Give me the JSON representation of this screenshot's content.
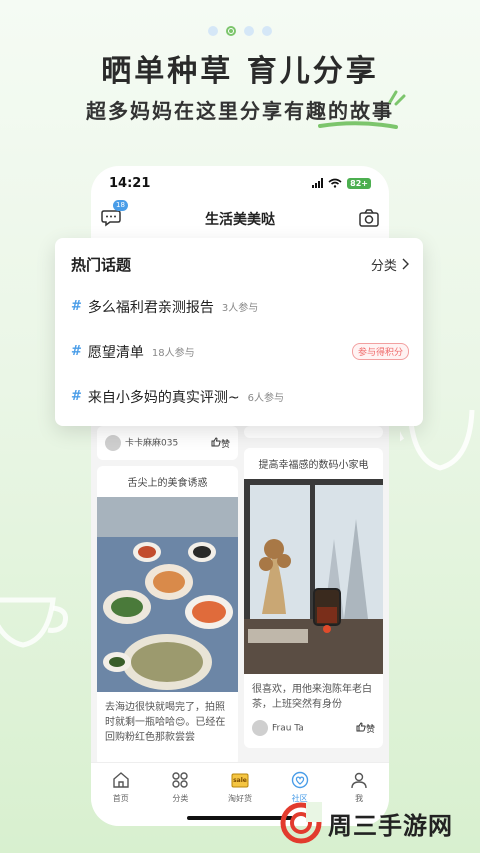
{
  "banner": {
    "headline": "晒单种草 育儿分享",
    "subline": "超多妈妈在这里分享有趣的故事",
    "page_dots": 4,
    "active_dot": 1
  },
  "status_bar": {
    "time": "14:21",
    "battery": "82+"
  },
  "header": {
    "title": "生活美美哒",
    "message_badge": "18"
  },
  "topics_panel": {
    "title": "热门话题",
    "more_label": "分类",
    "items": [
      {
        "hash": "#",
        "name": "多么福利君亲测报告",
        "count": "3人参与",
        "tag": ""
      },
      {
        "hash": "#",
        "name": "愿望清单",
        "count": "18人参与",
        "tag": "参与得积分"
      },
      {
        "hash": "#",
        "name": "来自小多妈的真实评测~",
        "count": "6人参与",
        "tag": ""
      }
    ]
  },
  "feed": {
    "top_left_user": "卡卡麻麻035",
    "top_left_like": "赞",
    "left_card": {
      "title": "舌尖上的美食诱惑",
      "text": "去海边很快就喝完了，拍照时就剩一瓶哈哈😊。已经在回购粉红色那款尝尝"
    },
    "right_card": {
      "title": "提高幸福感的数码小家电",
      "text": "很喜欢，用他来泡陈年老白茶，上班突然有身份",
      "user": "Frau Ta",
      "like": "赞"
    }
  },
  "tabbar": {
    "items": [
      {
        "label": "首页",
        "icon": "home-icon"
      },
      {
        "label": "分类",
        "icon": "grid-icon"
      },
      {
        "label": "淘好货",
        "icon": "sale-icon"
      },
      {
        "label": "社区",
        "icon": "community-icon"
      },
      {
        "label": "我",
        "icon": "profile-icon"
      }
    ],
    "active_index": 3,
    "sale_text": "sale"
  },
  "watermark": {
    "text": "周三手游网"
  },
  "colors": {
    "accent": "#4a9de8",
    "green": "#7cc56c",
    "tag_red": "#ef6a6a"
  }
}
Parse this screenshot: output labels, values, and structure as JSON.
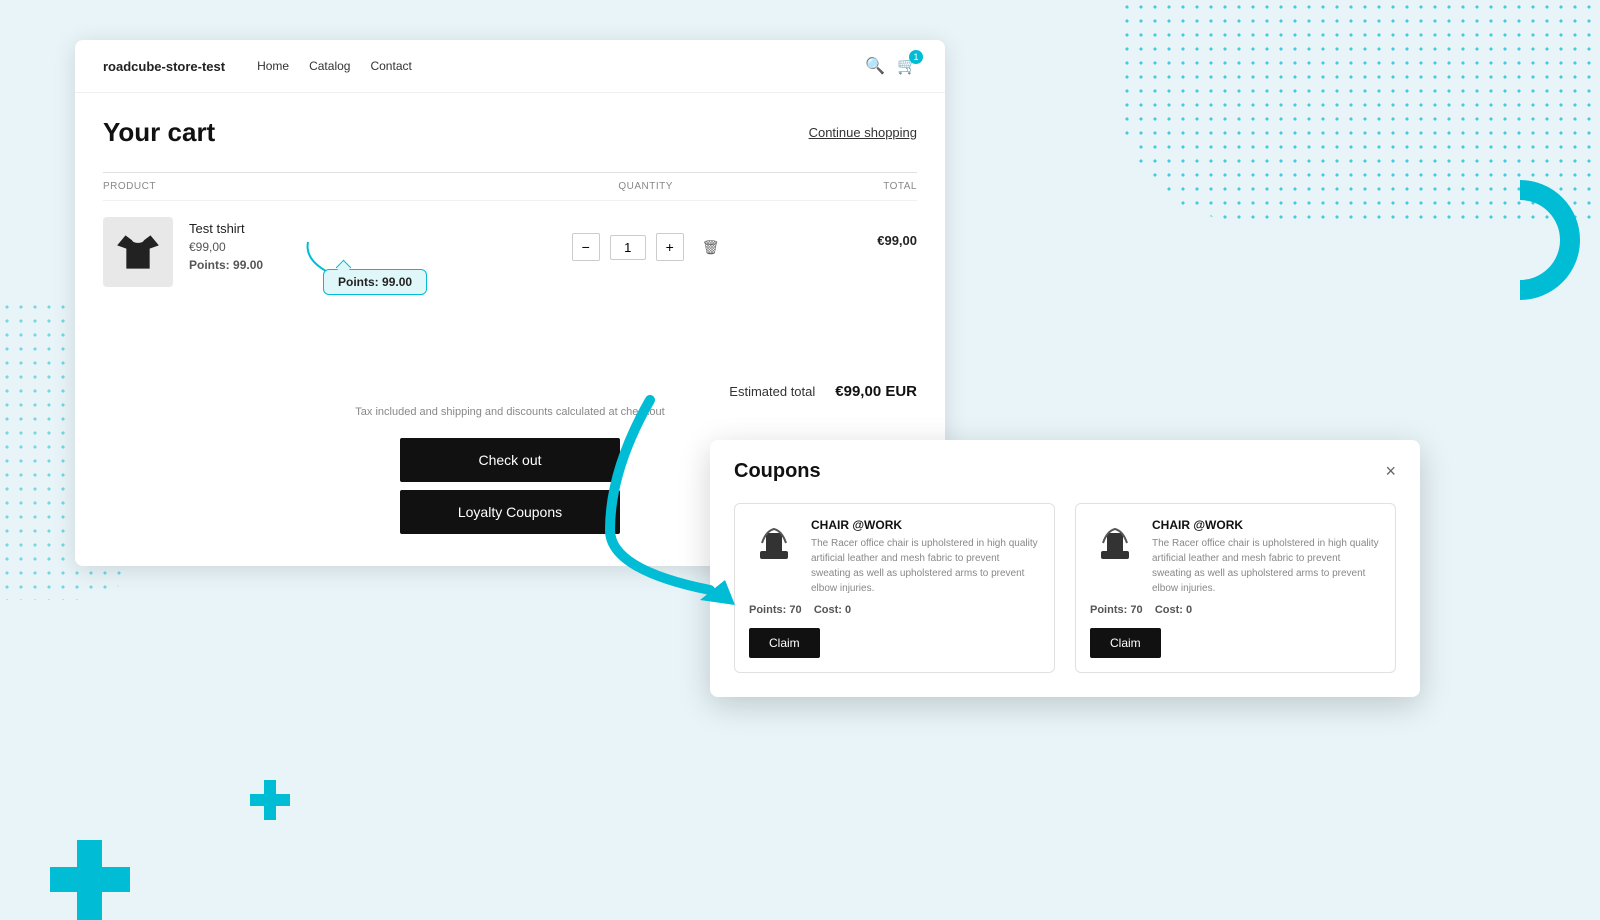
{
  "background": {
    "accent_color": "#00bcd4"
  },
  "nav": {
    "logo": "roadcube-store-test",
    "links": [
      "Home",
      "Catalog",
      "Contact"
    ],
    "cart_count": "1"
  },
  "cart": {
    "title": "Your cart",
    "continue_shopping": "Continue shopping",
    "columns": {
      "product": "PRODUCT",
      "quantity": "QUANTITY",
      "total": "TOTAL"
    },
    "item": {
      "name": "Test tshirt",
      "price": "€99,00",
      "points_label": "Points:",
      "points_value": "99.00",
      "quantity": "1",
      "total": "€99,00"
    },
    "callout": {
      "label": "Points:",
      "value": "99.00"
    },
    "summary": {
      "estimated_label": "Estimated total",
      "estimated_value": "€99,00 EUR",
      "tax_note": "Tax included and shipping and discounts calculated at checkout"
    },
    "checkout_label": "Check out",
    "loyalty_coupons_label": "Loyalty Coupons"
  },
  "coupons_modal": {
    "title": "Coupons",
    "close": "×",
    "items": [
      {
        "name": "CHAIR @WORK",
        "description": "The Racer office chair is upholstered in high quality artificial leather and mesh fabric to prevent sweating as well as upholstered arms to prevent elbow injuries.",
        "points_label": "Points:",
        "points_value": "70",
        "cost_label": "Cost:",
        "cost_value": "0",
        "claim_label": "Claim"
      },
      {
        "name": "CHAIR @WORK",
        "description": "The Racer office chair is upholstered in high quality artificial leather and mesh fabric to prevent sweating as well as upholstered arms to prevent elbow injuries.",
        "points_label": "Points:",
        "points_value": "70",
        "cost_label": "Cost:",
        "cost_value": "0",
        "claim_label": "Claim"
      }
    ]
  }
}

» **Set problem**: Single out each line of the records above with the string "icon" in it, and copy it.

» **Finished exercise**:
        "icon": "home-icon"
        "icon": "grid-icon"
        "icon": "sale-icon"
        "icon": "community-icon"
        "icon": "profile-icon"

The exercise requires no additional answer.